Write out every entry word for word.
___ Task material
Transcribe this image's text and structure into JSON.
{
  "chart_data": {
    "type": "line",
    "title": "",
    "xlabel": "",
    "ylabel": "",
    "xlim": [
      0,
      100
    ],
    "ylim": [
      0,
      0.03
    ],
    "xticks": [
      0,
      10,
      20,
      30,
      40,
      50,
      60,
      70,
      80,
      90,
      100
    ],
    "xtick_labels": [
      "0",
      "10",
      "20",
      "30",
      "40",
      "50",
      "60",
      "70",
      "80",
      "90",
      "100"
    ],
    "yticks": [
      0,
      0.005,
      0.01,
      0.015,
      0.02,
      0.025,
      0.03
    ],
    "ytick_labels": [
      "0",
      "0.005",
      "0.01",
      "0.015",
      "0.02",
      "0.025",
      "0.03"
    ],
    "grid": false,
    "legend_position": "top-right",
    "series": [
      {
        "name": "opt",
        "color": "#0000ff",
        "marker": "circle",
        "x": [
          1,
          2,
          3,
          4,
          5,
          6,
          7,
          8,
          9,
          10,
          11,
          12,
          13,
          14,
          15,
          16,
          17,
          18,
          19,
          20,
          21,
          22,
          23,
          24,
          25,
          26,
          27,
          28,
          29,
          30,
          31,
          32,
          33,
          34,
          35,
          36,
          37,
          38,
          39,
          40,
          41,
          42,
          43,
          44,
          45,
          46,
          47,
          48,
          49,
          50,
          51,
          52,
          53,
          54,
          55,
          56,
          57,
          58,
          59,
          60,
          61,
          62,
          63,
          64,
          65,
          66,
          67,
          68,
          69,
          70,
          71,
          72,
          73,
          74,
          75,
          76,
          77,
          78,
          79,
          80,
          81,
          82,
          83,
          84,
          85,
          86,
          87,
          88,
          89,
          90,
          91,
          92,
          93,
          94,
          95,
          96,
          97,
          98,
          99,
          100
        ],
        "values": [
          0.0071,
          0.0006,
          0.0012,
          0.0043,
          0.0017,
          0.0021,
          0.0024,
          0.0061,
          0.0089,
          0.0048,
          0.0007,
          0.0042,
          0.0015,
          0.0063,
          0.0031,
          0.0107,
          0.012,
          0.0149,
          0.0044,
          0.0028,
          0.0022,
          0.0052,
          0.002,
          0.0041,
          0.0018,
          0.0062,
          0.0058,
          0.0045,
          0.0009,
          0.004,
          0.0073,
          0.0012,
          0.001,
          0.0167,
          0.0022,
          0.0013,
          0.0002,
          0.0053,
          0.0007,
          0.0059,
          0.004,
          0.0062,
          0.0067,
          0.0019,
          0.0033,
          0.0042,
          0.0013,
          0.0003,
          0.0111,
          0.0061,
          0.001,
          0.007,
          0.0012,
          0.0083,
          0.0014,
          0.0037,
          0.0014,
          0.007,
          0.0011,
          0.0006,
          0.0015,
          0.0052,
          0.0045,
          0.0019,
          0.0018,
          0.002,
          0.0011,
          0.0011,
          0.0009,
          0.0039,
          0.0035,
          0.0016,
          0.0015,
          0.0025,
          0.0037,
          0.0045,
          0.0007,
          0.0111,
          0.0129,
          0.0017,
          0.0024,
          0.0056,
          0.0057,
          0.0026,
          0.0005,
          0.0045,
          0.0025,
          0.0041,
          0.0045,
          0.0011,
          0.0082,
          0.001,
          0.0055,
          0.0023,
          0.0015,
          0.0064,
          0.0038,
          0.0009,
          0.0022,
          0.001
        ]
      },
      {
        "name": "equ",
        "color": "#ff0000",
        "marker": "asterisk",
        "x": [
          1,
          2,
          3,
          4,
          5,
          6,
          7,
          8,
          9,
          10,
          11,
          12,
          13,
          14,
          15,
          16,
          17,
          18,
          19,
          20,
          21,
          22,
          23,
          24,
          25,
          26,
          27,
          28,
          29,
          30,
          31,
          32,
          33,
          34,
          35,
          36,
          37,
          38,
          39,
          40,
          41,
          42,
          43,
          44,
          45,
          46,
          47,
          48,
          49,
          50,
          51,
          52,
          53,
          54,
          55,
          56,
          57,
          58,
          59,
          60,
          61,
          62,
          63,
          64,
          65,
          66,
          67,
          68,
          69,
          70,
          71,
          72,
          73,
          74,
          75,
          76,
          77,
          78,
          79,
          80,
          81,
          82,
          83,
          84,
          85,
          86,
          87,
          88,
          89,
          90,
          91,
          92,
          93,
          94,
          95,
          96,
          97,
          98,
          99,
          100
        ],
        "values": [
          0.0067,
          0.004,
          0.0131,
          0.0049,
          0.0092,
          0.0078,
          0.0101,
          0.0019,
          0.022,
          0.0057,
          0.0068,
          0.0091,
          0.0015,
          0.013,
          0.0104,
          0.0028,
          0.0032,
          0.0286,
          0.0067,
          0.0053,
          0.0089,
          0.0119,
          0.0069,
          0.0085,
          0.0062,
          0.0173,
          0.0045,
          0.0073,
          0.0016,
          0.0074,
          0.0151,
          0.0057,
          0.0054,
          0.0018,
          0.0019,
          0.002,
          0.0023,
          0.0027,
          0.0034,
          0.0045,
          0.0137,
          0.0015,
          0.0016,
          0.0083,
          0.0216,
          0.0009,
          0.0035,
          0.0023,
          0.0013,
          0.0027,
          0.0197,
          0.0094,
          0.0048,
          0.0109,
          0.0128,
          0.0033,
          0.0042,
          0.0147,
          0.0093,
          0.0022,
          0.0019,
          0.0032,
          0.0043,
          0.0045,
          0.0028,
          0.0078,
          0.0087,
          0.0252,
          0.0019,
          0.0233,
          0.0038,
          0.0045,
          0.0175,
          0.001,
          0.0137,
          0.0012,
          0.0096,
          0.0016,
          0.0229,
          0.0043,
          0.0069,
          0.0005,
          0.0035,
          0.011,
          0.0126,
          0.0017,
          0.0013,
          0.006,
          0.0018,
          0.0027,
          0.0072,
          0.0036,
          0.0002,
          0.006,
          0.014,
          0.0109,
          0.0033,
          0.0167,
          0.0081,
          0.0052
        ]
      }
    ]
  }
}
______
> _Result of the task_
Transcribe this image's text and structure into JSON.
{
  "chart_data": {
    "type": "line",
    "title": "",
    "xlabel": "",
    "ylabel": "",
    "xlim": [
      0,
      100
    ],
    "ylim": [
      0,
      0.03
    ],
    "xticks": [
      0,
      10,
      20,
      30,
      40,
      50,
      60,
      70,
      80,
      90,
      100
    ],
    "xtick_labels": [
      "0",
      "10",
      "20",
      "30",
      "40",
      "50",
      "60",
      "70",
      "80",
      "90",
      "100"
    ],
    "yticks": [
      0,
      0.005,
      0.01,
      0.015,
      0.02,
      0.025,
      0.03
    ],
    "ytick_labels": [
      "0",
      "0.005",
      "0.01",
      "0.015",
      "0.02",
      "0.025",
      "0.03"
    ],
    "grid": false,
    "legend_position": "top-right",
    "series": [
      {
        "name": "opt",
        "color": "#0000ff",
        "marker": "circle",
        "x": [
          1,
          2,
          3,
          4,
          5,
          6,
          7,
          8,
          9,
          10,
          11,
          12,
          13,
          14,
          15,
          16,
          17,
          18,
          19,
          20,
          21,
          22,
          23,
          24,
          25,
          26,
          27,
          28,
          29,
          30,
          31,
          32,
          33,
          34,
          35,
          36,
          37,
          38,
          39,
          40,
          41,
          42,
          43,
          44,
          45,
          46,
          47,
          48,
          49,
          50,
          51,
          52,
          53,
          54,
          55,
          56,
          57,
          58,
          59,
          60,
          61,
          62,
          63,
          64,
          65,
          66,
          67,
          68,
          69,
          70,
          71,
          72,
          73,
          74,
          75,
          76,
          77,
          78,
          79,
          80,
          81,
          82,
          83,
          84,
          85,
          86,
          87,
          88,
          89,
          90,
          91,
          92,
          93,
          94,
          95,
          96,
          97,
          98,
          99,
          100
        ],
        "values": [
          0.0071,
          0.0006,
          0.0012,
          0.0043,
          0.0017,
          0.0021,
          0.0024,
          0.0061,
          0.0089,
          0.0048,
          0.0007,
          0.0042,
          0.0015,
          0.0063,
          0.0031,
          0.0107,
          0.012,
          0.0149,
          0.0044,
          0.0028,
          0.0022,
          0.0052,
          0.002,
          0.0041,
          0.0018,
          0.0062,
          0.0058,
          0.0045,
          0.0009,
          0.004,
          0.0073,
          0.0012,
          0.001,
          0.0167,
          0.0022,
          0.0013,
          0.0002,
          0.0053,
          0.0007,
          0.0059,
          0.004,
          0.0062,
          0.0067,
          0.0019,
          0.0033,
          0.0042,
          0.0013,
          0.0003,
          0.0111,
          0.0061,
          0.001,
          0.007,
          0.0012,
          0.0083,
          0.0014,
          0.0037,
          0.0014,
          0.007,
          0.0011,
          0.0006,
          0.0015,
          0.0052,
          0.0045,
          0.0019,
          0.0018,
          0.002,
          0.0011,
          0.0011,
          0.0009,
          0.0039,
          0.0035,
          0.0016,
          0.0015,
          0.0025,
          0.0037,
          0.0045,
          0.0007,
          0.0111,
          0.0129,
          0.0017,
          0.0024,
          0.0056,
          0.0057,
          0.0026,
          0.0005,
          0.0045,
          0.0025,
          0.0041,
          0.0045,
          0.0011,
          0.0082,
          0.001,
          0.0055,
          0.0023,
          0.0015,
          0.0064,
          0.0038,
          0.0009,
          0.0022,
          0.001
        ]
      },
      {
        "name": "equ",
        "color": "#ff0000",
        "marker": "asterisk",
        "x": [
          1,
          2,
          3,
          4,
          5,
          6,
          7,
          8,
          9,
          10,
          11,
          12,
          13,
          14,
          15,
          16,
          17,
          18,
          19,
          20,
          21,
          22,
          23,
          24,
          25,
          26,
          27,
          28,
          29,
          30,
          31,
          32,
          33,
          34,
          35,
          36,
          37,
          38,
          39,
          40,
          41,
          42,
          43,
          44,
          45,
          46,
          47,
          48,
          49,
          50,
          51,
          52,
          53,
          54,
          55,
          56,
          57,
          58,
          59,
          60,
          61,
          62,
          63,
          64,
          65,
          66,
          67,
          68,
          69,
          70,
          71,
          72,
          73,
          74,
          75,
          76,
          77,
          78,
          79,
          80,
          81,
          82,
          83,
          84,
          85,
          86,
          87,
          88,
          89,
          90,
          91,
          92,
          93,
          94,
          95,
          96,
          97,
          98,
          99,
          100
        ],
        "values": [
          0.0067,
          0.004,
          0.0131,
          0.0049,
          0.0092,
          0.0078,
          0.0101,
          0.0019,
          0.022,
          0.0057,
          0.0068,
          0.0091,
          0.0015,
          0.013,
          0.0104,
          0.0028,
          0.0032,
          0.0286,
          0.0067,
          0.0053,
          0.0089,
          0.0119,
          0.0069,
          0.0085,
          0.0062,
          0.0173,
          0.0045,
          0.0073,
          0.0016,
          0.0074,
          0.0151,
          0.0057,
          0.0054,
          0.0018,
          0.0019,
          0.002,
          0.0023,
          0.0027,
          0.0034,
          0.0045,
          0.0137,
          0.0015,
          0.0016,
          0.0083,
          0.0216,
          0.0009,
          0.0035,
          0.0023,
          0.0013,
          0.0027,
          0.0197,
          0.0094,
          0.0048,
          0.0109,
          0.0128,
          0.0033,
          0.0042,
          0.0147,
          0.0093,
          0.0022,
          0.0019,
          0.0032,
          0.0043,
          0.0045,
          0.0028,
          0.0078,
          0.0087,
          0.0252,
          0.0019,
          0.0233,
          0.0038,
          0.0045,
          0.0175,
          0.001,
          0.0137,
          0.0012,
          0.0096,
          0.0016,
          0.0229,
          0.0043,
          0.0069,
          0.0005,
          0.0035,
          0.011,
          0.0126,
          0.0017,
          0.0013,
          0.006,
          0.0018,
          0.0027,
          0.0072,
          0.0036,
          0.0002,
          0.006,
          0.014,
          0.0109,
          0.0033,
          0.0167,
          0.0081,
          0.0052
        ]
      }
    ]
  }
}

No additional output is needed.